— Start Dataset entries —

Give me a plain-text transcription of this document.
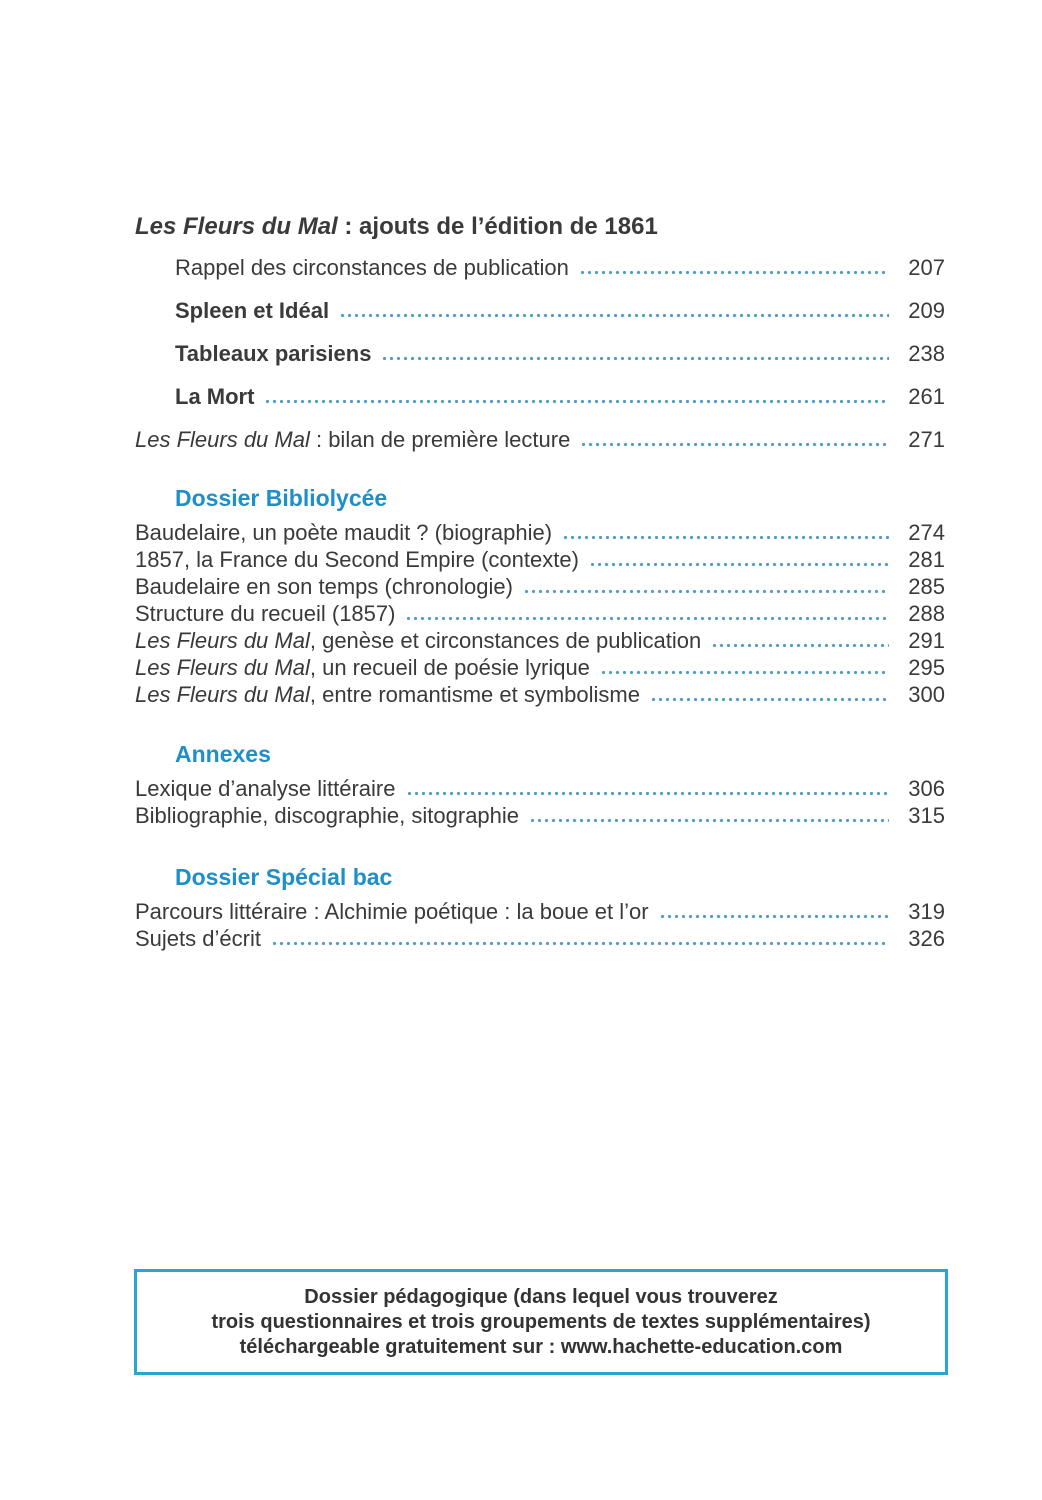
Les Fleurs du Mal : ajouts de l’édition de 1861
Rappel des circonstances de publication	207
Spleen et Idéal	209
Tableaux parisiens	238
La Mort	261
Les Fleurs du Mal : bilan de première lecture	271
Dossier Bibliolycée
Baudelaire, un poète maudit ? (biographie)	274
1857, la France du Second Empire (contexte)	281
Baudelaire en son temps (chronologie)	285
Structure du recueil (1857)	288
Les Fleurs du Mal, genèse et circonstances de publication	291
Les Fleurs du Mal, un recueil de poésie lyrique	295
Les Fleurs du Mal, entre romantisme et symbolisme	300
Annexes
Lexique d’analyse littéraire	306
Bibliographie, discographie, sitographie	315
Dossier Spécial bac
Parcours littéraire : Alchimie poétique : la boue et l’or	319
Sujets d’écrit	326
Dossier pédagogique (dans lequel vous trouverez
trois questionnaires et trois groupements de textes supplémentaires)
téléchargeable gratuitement sur : www.hachette-education.com
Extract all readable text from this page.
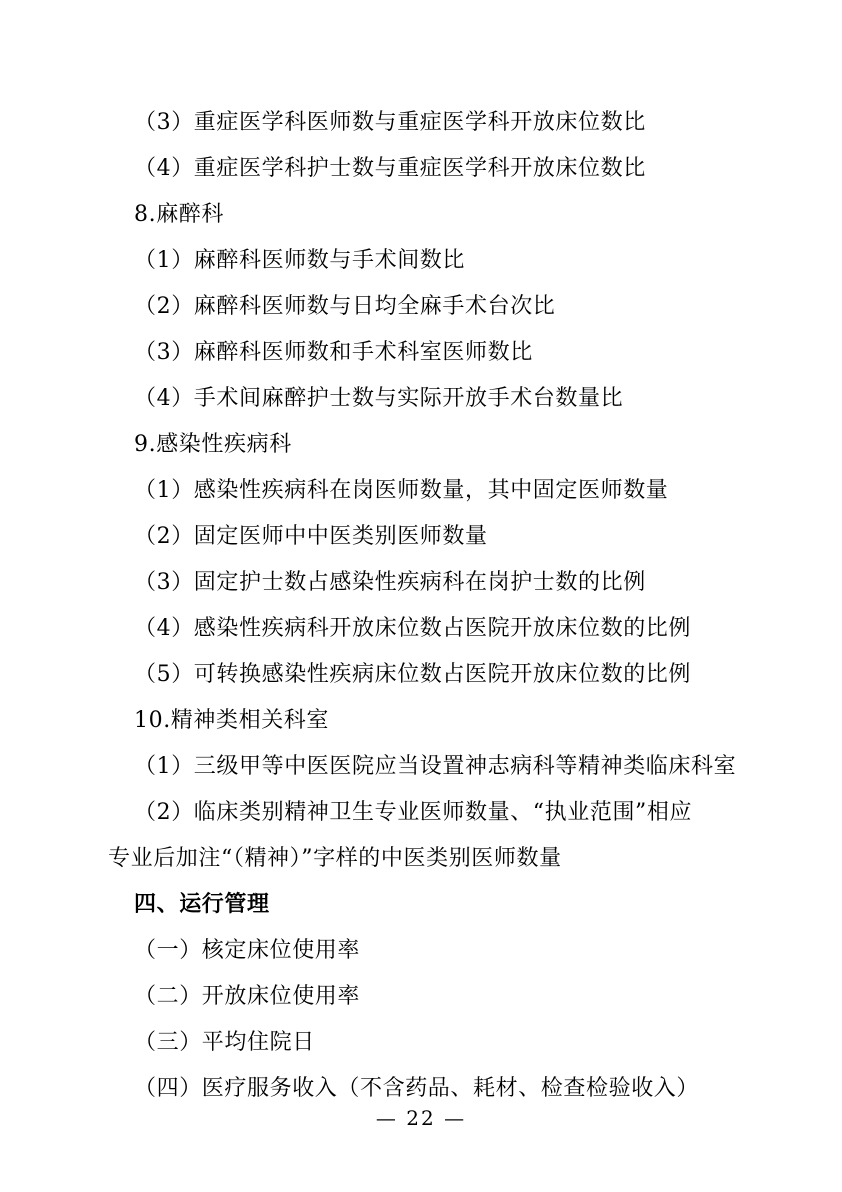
（3）重症医学科医师数与重症医学科开放床位数比
（4）重症医学科护士数与重症医学科开放床位数比
8.麻醉科
（1）麻醉科医师数与手术间数比
（2）麻醉科医师数与日均全麻手术台次比
（3）麻醉科医师数和手术科室医师数比
（4）手术间麻醉护士数与实际开放手术台数量比
9.感染性疾病科
（1）感染性疾病科在岗医师数量，其中固定医师数量
（2）固定医师中中医类别医师数量
（3）固定护士数占感染性疾病科在岗护士数的比例
（4）感染性疾病科开放床位数占医院开放床位数的比例
（5）可转换感染性疾病床位数占医院开放床位数的比例
10.精神类相关科室
（1）三级甲等中医医院应当设置神志病科等精神类临床科室
（2）临床类别精神卫生专业医师数量、“执业范围”相应
专业后加注“（精神）”字样的中医类别医师数量
四、运行管理
（一）核定床位使用率
（二）开放床位使用率
（三）平均住院日
（四）医疗服务收入（不含药品、耗材、检查检验收入）
— 22 —
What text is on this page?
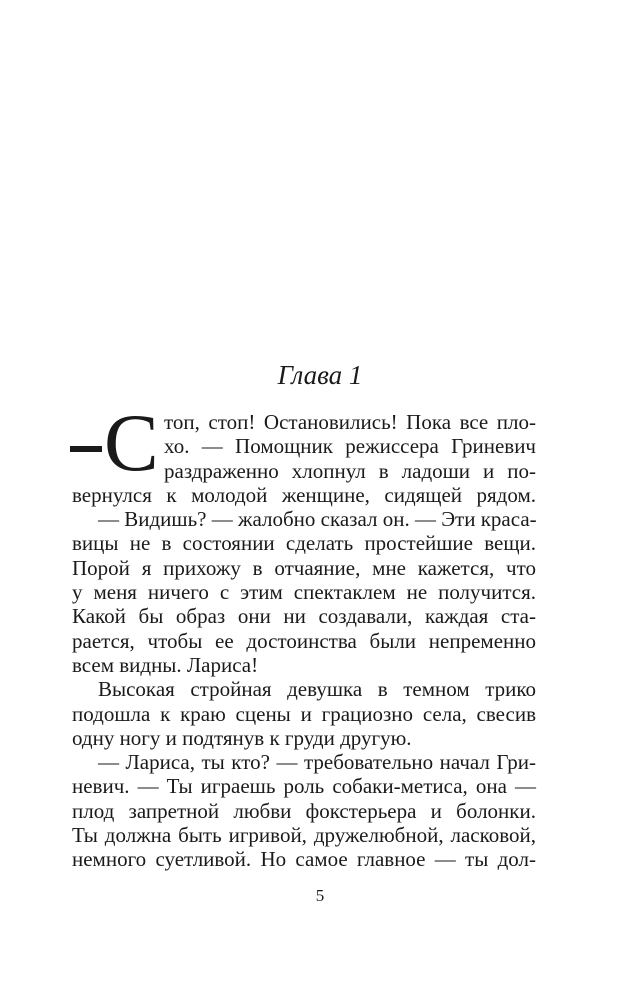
Глава 1
С топ, стоп! Остановились! Пока все пло-
хо. — Помощник режиссера Гриневич
раздраженно хлопнул в ладоши и по-
вернулся к молодой женщине, сидящей рядом.
— Видишь? — жалобно сказал он. — Эти краса-
вицы не в состоянии сделать простейшие вещи.
Порой я прихожу в отчаяние, мне кажется, что
у меня ничего с этим спектаклем не получится.
Какой бы образ они ни создавали, каждая ста-
рается, чтобы ее достоинства были непременно
всем видны. Лариса!
Высокая стройная девушка в темном трико
подошла к краю сцены и грациозно села, свесив
одну ногу и подтянув к груди другую.
— Лариса, ты кто? — требовательно начал Гри-
невич. — Ты играешь роль собаки-метиса, она —
плод запретной любви фокстерьера и болонки.
Ты должна быть игривой, дружелюбной, ласковой,
немного суетливой. Но самое главное — ты дол-
5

— End Dataset entries —

__Work to do__.
Copy each line in full and exactly, omitting any picture.

__Task output__.
Give me a plain-text transcription of this document.
Les Fleurs du Mal : ajouts de l’édition de 1861
Rappel des circonstances de publication	207
Spleen et Idéal	209
Tableaux parisiens	238
La Mort	261
Les Fleurs du Mal : bilan de première lecture	271
Dossier Bibliolycée
Baudelaire, un poète maudit ? (biographie)	274
1857, la France du Second Empire (contexte)	281
Baudelaire en son temps (chronologie)	285
Structure du recueil (1857)	288
Les Fleurs du Mal, genèse et circonstances de publication	291
Les Fleurs du Mal, un recueil de poésie lyrique	295
Les Fleurs du Mal, entre romantisme et symbolisme	300
Annexes
Lexique d’analyse littéraire	306
Bibliographie, discographie, sitographie	315
Dossier Spécial bac
Parcours littéraire : Alchimie poétique : la boue et l’or	319
Sujets d’écrit	326
Dossier pédagogique (dans lequel vous trouverez
trois questionnaires et trois groupements de textes supplémentaires)
téléchargeable gratuitement sur : www.hachette-education.com
Extract all readable text from this page.
（3）重症医学科医师数与重症医学科开放床位数比
（4）重症医学科护士数与重症医学科开放床位数比
8.麻醉科
（1）麻醉科医师数与手术间数比
（2）麻醉科医师数与日均全麻手术台次比
（3）麻醉科医师数和手术科室医师数比
（4）手术间麻醉护士数与实际开放手术台数量比
9.感染性疾病科
（1）感染性疾病科在岗医师数量，其中固定医师数量
（2）固定医师中中医类别医师数量
（3）固定护士数占感染性疾病科在岗护士数的比例
（4）感染性疾病科开放床位数占医院开放床位数的比例
（5）可转换感染性疾病床位数占医院开放床位数的比例
10.精神类相关科室
（1）三级甲等中医医院应当设置神志病科等精神类临床科室
（2）临床类别精神卫生专业医师数量、“执业范围”相应
专业后加注“（精神）”字样的中医类别医师数量
四、运行管理
（一）核定床位使用率
（二）开放床位使用率
（三）平均住院日
（四）医疗服务收入（不含药品、耗材、检查检验收入）
— 22 —
What text is on this page?
Глава 1
С топ, стоп! Остановились! Пока все пло-
хо. — Помощник режиссера Гриневич
раздраженно хлопнул в ладоши и по-
вернулся к молодой женщине, сидящей рядом.
— Видишь? — жалобно сказал он. — Эти краса-
вицы не в состоянии сделать простейшие вещи.
Порой я прихожу в отчаяние, мне кажется, что
у меня ничего с этим спектаклем не получится.
Какой бы образ они ни создавали, каждая ста-
рается, чтобы ее достоинства были непременно
всем видны. Лариса!
Высокая стройная девушка в темном трико
подошла к краю сцены и грациозно села, свесив
одну ногу и подтянув к груди другую.
— Лариса, ты кто? — требовательно начал Гри-
невич. — Ты играешь роль собаки-метиса, она —
плод запретной любви фокстерьера и болонки.
Ты должна быть игривой, дружелюбной, ласковой,
немного суетливой. Но самое главное — ты дол-
5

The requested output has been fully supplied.